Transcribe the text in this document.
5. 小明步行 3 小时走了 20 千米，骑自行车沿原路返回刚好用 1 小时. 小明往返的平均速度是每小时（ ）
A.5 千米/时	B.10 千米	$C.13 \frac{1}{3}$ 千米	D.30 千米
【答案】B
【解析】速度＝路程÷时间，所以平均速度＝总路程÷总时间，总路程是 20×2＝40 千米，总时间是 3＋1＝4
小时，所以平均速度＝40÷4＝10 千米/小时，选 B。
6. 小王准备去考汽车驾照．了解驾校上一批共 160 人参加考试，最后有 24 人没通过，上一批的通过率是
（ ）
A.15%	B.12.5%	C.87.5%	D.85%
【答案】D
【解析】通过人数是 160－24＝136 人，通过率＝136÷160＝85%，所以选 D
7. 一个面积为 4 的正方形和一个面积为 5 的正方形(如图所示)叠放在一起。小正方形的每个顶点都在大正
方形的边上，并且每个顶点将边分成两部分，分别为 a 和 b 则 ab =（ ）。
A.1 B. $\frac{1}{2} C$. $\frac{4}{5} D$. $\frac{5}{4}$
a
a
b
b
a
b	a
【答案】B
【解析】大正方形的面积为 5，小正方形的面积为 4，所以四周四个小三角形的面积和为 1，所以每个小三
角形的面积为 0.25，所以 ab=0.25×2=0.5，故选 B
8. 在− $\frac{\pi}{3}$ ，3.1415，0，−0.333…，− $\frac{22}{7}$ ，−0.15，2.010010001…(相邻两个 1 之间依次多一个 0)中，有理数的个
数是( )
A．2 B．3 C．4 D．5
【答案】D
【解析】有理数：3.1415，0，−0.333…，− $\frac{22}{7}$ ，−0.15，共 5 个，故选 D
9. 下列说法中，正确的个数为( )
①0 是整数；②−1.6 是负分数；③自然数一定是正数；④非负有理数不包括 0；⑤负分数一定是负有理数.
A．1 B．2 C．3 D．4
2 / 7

——————

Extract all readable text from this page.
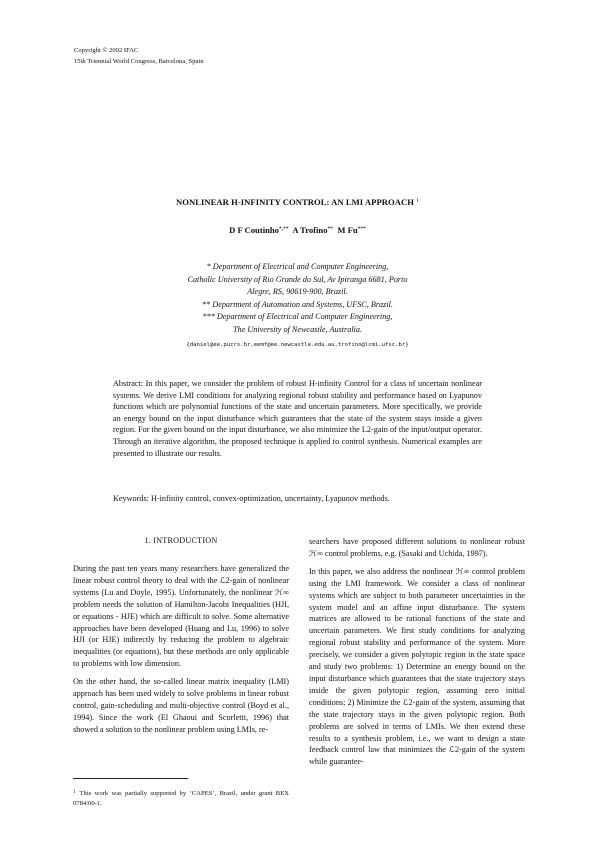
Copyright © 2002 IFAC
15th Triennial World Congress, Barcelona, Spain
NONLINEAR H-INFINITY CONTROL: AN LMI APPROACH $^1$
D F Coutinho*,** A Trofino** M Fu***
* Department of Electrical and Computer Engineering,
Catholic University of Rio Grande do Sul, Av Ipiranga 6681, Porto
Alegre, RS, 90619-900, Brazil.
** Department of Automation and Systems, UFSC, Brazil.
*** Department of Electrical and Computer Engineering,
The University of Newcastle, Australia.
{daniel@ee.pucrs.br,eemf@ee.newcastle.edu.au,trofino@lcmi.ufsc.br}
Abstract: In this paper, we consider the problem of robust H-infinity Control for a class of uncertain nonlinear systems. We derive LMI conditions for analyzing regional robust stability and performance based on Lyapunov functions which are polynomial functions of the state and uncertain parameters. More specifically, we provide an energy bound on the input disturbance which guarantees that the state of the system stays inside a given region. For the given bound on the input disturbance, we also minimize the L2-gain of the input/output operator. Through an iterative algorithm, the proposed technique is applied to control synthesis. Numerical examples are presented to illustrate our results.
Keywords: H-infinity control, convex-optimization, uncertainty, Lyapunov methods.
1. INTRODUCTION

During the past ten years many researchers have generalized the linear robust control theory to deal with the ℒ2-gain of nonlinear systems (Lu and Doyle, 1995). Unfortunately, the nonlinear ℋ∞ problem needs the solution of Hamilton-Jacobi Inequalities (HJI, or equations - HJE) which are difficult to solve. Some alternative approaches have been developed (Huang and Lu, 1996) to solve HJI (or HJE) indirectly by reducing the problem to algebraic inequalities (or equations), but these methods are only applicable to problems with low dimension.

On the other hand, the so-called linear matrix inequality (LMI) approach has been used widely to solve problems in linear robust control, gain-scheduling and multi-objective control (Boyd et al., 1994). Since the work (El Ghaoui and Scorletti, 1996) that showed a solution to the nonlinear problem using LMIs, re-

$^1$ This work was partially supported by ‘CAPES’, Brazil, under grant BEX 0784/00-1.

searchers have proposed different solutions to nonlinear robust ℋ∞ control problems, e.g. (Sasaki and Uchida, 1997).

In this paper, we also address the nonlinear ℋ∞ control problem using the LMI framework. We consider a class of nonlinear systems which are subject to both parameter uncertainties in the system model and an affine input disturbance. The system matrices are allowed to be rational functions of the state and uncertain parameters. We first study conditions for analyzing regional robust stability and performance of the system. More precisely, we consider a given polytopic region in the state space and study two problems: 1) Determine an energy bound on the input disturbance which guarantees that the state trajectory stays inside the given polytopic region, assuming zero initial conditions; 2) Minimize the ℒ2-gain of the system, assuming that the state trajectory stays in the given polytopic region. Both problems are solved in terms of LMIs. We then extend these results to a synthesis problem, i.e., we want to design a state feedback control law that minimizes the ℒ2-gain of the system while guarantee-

——————

SHORT EXERCISE: From the data above, gather every line that includes the word "Lyapunov".

WRITTEN SOLUTION:
Abstract: In this paper, we consider the problem of robust H-infinity Control for a class of uncertain nonlinear systems. We derive LMI conditions for analyzing regional robust stability and performance based on Lyapunov functions which are polynomial functions of the state and uncertain parameters. More specifically, we provide an energy bound on the input disturbance which guarantees that the state of the system stays inside a given region. For the given bound on the input disturbance, we also minimize the L2-gain of the input/output operator. Through an iterative algorithm, the proposed technique is applied to control synthesis. Numerical examples are presented to illustrate our results.
Keywords: H-infinity control, convex-optimization, uncertainty, Lyapunov methods.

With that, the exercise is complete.